### INSTRUCTIONS TO FOLLOW
Which lines hold the word "feel"? Copy each of them from the material.

### MATERIAL FOR THE TASK
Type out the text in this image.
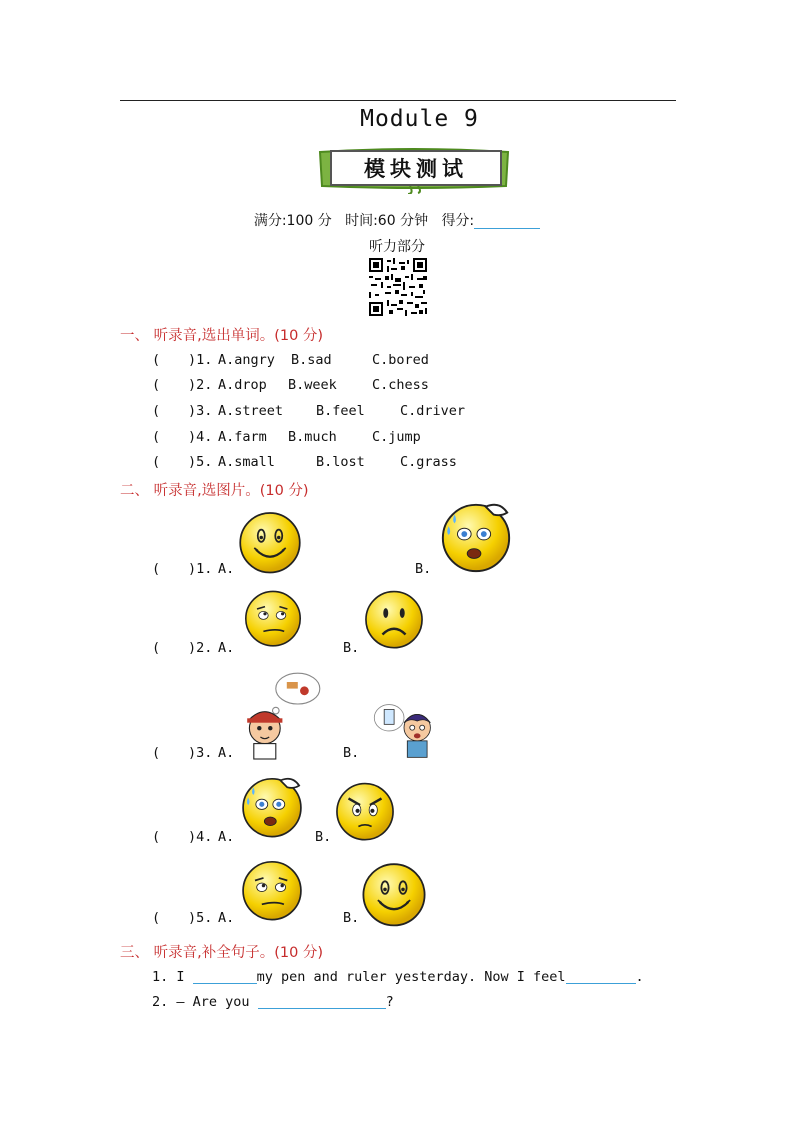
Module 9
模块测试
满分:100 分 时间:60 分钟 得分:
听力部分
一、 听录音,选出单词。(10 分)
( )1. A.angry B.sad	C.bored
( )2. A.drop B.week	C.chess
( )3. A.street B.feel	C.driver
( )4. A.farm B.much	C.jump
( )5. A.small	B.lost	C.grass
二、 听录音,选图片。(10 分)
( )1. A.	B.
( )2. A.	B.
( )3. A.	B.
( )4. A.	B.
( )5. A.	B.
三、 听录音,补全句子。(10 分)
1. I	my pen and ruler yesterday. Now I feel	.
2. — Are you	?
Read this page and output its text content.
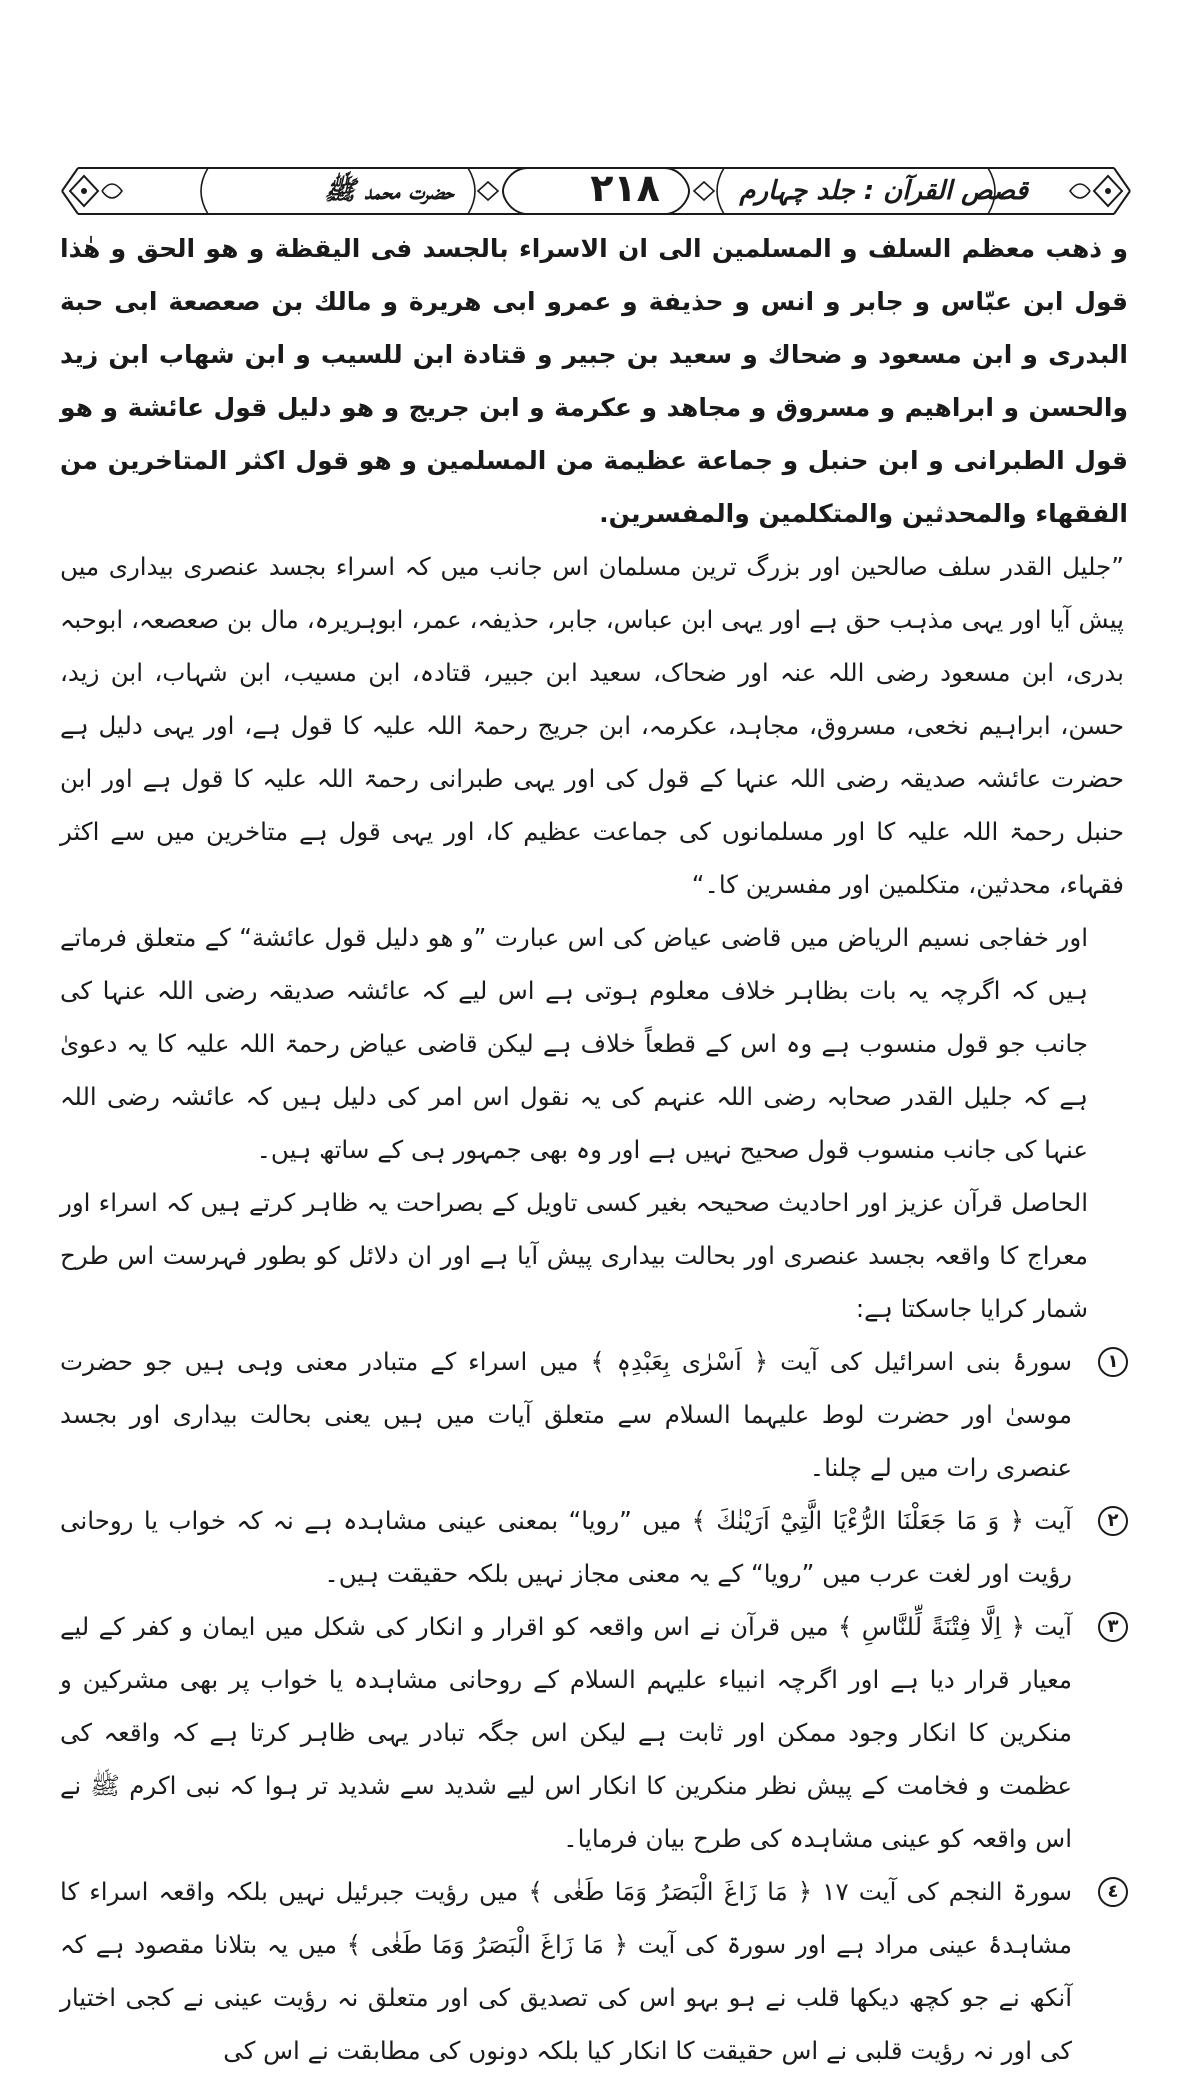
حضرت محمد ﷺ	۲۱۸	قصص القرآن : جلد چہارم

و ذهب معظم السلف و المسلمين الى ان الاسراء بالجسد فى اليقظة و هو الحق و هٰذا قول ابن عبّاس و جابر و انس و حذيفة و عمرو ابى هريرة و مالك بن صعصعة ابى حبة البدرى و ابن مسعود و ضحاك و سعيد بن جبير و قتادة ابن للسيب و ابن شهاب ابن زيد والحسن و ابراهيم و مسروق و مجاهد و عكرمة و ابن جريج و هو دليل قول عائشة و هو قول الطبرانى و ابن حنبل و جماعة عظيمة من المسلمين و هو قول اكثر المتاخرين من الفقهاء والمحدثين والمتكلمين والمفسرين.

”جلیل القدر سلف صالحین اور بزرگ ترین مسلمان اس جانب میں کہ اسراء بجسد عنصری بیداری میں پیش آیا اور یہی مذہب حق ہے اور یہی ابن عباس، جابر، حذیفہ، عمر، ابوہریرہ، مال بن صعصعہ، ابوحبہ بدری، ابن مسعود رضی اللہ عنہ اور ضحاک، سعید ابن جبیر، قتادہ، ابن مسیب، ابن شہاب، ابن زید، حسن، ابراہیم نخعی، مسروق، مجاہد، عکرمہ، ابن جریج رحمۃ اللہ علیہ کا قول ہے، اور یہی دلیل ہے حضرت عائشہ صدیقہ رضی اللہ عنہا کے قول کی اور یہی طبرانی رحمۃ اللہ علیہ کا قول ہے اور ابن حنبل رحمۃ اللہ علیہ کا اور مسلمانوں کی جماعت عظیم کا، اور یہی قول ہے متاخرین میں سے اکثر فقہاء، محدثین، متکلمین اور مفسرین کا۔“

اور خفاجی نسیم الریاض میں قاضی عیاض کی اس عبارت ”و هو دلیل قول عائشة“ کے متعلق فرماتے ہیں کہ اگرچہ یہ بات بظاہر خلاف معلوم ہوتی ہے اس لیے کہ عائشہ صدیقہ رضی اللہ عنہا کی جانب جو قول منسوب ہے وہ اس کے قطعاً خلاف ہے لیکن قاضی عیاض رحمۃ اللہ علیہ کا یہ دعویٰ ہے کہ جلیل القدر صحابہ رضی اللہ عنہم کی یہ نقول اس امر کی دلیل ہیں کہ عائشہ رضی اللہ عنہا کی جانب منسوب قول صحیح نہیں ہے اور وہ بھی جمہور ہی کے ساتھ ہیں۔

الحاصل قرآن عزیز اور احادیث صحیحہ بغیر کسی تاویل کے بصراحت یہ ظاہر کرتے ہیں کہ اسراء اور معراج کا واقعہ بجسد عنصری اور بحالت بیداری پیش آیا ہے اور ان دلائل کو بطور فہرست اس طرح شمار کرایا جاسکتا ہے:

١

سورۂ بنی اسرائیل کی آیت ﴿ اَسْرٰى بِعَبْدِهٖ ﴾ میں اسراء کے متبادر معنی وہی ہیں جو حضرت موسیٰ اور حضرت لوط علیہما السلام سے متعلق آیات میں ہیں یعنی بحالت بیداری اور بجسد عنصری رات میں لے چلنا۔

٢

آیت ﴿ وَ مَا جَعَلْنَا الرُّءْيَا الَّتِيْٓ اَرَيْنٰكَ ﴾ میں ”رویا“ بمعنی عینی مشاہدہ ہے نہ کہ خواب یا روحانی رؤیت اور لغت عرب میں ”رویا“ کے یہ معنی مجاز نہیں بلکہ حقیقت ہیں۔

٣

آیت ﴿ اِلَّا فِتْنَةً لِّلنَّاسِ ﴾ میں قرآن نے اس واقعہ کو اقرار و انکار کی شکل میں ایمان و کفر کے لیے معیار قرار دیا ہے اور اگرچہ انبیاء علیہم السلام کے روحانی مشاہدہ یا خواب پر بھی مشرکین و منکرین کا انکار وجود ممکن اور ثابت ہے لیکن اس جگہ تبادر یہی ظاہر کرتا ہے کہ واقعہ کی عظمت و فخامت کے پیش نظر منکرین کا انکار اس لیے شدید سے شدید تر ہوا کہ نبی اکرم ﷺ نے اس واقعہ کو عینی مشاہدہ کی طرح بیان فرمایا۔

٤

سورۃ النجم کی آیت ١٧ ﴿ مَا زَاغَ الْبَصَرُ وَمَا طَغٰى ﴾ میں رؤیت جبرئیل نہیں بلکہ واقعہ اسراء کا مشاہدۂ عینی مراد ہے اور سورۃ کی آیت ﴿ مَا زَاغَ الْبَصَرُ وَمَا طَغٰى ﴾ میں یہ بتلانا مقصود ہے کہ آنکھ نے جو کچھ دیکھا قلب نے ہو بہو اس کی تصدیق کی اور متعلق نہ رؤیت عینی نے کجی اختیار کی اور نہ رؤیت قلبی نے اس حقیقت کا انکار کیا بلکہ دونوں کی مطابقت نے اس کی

### RESULT BELOW
( )3. A.street B.feel	C.driver
1. I	my pen and ruler yesterday. Now I feel	.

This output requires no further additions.